Instructions to follow ▸ List all lines of the data containing the word "realizan".

● ● ● ● ● ● ●

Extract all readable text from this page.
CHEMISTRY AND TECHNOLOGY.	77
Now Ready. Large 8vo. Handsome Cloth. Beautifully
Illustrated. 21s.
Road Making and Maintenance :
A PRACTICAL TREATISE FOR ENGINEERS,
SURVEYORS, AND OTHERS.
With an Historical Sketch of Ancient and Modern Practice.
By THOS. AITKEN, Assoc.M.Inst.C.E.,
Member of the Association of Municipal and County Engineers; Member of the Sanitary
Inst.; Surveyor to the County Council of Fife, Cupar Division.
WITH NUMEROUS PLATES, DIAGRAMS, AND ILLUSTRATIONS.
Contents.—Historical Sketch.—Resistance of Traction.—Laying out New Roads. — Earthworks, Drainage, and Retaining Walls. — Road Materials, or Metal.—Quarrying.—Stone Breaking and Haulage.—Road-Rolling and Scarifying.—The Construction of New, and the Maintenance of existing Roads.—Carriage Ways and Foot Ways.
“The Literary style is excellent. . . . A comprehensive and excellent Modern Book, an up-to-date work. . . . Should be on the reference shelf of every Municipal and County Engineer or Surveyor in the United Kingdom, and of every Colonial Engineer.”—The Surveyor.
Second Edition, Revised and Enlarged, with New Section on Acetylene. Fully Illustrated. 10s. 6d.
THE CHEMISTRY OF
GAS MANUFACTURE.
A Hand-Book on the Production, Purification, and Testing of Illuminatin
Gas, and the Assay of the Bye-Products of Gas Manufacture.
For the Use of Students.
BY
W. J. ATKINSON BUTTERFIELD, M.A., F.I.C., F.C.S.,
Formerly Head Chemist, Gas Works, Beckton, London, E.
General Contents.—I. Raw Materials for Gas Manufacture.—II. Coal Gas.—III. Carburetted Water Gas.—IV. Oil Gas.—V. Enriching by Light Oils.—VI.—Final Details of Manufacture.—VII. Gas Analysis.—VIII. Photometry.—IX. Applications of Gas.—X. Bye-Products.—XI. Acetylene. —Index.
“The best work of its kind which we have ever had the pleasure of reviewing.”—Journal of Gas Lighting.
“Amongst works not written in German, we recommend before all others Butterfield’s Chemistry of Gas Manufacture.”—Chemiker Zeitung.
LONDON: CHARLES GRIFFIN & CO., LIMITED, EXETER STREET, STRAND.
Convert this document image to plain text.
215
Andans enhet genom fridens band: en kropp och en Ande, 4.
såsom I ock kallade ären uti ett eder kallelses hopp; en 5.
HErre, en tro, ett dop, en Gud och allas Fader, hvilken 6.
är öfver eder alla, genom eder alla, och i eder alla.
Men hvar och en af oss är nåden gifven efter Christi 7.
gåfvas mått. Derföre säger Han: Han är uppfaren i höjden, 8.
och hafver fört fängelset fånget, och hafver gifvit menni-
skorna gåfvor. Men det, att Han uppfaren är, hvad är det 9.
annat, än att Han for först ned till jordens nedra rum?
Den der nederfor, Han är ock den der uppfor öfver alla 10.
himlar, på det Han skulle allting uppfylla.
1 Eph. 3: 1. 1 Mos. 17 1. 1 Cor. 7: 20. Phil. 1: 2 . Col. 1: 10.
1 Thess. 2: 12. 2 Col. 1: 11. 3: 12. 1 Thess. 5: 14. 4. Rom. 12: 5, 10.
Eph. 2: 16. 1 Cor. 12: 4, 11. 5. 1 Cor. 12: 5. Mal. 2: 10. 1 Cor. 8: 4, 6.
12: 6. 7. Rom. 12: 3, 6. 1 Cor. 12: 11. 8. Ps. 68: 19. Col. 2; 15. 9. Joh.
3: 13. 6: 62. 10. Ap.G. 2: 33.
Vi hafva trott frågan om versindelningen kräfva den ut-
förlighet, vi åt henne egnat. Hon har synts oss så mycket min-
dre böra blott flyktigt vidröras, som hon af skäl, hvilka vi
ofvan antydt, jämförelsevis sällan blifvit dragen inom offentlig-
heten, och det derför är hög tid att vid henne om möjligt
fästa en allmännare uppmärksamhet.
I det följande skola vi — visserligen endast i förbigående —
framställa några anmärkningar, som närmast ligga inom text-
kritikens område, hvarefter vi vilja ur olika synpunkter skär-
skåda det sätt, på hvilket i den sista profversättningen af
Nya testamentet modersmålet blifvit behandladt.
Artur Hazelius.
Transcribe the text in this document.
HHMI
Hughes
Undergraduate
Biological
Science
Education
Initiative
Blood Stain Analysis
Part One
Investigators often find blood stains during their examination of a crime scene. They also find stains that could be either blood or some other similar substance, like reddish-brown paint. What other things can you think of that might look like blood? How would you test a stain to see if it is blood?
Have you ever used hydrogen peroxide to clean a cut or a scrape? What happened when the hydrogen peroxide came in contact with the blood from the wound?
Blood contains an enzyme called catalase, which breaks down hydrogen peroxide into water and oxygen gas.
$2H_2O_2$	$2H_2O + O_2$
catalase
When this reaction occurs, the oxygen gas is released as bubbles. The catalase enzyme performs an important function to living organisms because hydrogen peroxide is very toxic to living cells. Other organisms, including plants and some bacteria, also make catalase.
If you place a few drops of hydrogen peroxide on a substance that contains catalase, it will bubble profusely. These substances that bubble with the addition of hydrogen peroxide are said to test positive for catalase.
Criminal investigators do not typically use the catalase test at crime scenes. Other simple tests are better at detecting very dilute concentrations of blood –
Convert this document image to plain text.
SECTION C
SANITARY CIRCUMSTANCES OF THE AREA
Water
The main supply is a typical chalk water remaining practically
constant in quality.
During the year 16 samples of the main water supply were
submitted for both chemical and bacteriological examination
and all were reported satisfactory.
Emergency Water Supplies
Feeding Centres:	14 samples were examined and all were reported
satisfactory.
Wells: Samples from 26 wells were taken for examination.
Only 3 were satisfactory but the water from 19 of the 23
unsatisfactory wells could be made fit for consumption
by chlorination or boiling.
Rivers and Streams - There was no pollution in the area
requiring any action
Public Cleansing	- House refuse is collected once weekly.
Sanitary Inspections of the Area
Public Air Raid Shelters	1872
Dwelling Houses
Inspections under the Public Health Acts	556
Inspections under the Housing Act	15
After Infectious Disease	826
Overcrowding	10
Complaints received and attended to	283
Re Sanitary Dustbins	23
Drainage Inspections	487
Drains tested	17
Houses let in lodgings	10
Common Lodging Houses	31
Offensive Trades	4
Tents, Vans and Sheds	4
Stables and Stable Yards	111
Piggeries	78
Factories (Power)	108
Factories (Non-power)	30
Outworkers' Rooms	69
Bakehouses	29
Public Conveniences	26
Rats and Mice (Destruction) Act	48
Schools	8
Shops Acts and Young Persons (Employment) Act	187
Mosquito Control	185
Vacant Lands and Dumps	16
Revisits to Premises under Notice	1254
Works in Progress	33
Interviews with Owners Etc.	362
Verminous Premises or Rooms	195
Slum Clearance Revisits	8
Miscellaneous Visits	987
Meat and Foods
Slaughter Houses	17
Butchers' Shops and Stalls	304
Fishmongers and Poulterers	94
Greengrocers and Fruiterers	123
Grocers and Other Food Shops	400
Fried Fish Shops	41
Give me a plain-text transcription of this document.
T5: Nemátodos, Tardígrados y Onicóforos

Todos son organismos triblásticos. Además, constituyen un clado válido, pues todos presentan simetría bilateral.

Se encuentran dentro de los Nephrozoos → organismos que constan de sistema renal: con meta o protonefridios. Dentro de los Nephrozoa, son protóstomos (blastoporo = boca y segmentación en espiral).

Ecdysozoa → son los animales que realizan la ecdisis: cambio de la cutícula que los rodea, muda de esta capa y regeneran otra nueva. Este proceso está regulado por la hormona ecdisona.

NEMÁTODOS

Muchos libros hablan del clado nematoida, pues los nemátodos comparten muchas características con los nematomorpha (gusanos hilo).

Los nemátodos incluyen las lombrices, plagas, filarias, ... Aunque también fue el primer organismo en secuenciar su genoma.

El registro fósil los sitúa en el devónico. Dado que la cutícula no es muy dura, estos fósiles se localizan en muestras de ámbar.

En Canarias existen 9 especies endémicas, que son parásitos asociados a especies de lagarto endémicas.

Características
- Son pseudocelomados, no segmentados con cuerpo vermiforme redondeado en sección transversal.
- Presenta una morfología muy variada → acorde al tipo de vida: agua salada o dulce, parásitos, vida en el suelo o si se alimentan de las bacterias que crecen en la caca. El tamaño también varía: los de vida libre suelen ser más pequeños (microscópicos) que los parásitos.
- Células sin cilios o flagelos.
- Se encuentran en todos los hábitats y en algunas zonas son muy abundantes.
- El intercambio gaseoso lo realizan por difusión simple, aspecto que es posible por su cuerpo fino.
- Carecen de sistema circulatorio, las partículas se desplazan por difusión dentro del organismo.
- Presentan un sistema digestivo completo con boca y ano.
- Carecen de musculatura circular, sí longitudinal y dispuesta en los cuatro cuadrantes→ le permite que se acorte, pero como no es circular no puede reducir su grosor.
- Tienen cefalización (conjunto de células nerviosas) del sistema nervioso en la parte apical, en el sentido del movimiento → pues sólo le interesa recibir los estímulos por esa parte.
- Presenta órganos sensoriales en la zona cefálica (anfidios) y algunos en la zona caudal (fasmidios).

● ● ● ● ● ● ●

Reply to the task ▸
Ecdysozoa → son los animales que realizan la ecdisis: cambio de la cutícula que los rodea, muda de esta capa y regeneran otra nueva. Este proceso está regulado por la hormona ecdisona.
- El intercambio gaseoso lo realizan por difusión simple, aspecto que es posible por su cuerpo fino.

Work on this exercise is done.